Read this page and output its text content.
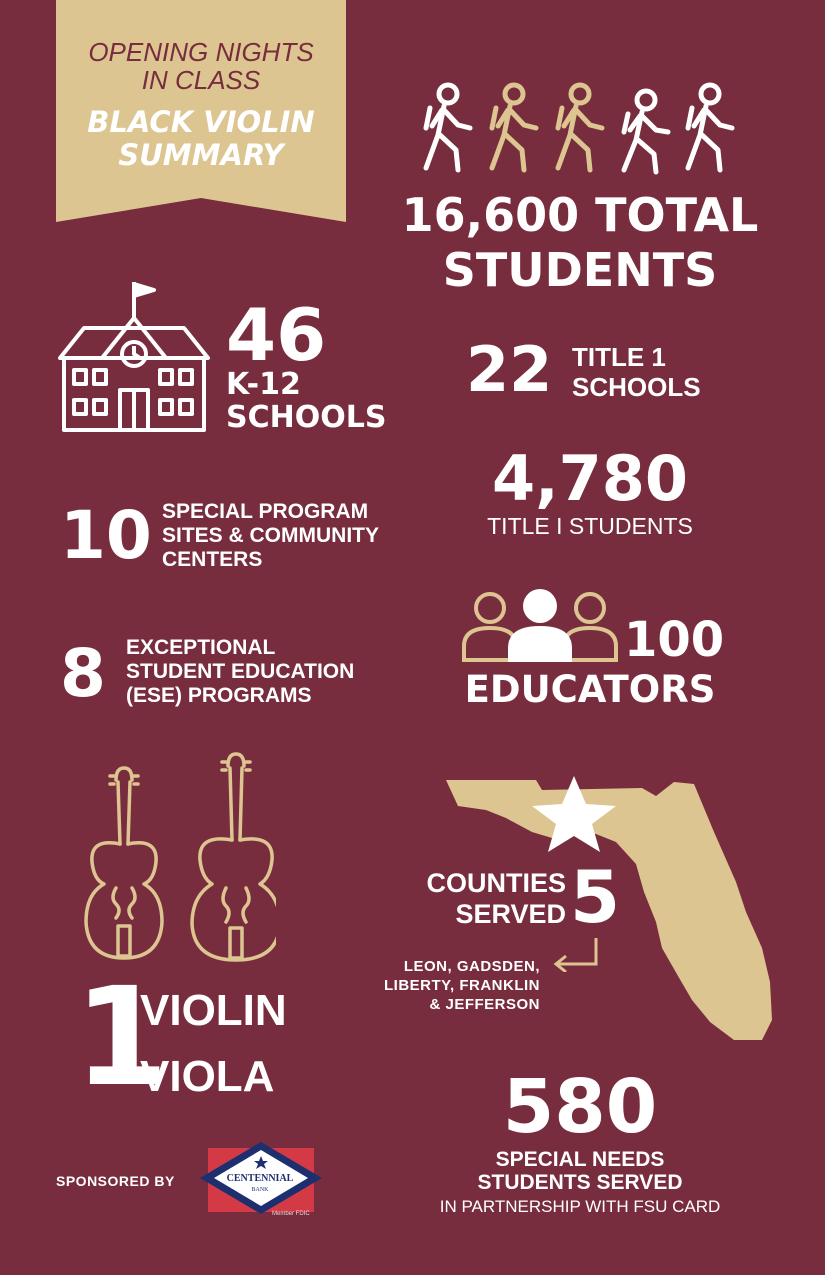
OPENING NIGHTS
IN CLASS
BLACK VIOLIN
SUMMARY
16,600 TOTAL
STUDENTS
46
K-12
SCHOOLS
22 TITLE 1
SCHOOLS
4,780
TITLE I STUDENTS
10 SPECIAL PROGRAM
SITES & COMMUNITY
CENTERS
8 EXCEPTIONAL
STUDENT EDUCATION
(ESE) PROGRAMS
100
EDUCATORS
1
VIOLIN
VIOLA
COUNTIES
SERVED 5
LEON, GADSDEN,
LIBERTY, FRANKLIN
& JEFFERSON
580
SPECIAL NEEDS
STUDENTS SERVED
IN PARTNERSHIP WITH FSU CARD
SPONSORED BY	CENTENNIAL
BANK
Member FDIC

Objective:
Identify the lines of the entries containing the string "STUDENTS". Copy each such line.

Worked answer:
STUDENTS
TITLE I STUDENTS
STUDENTS SERVED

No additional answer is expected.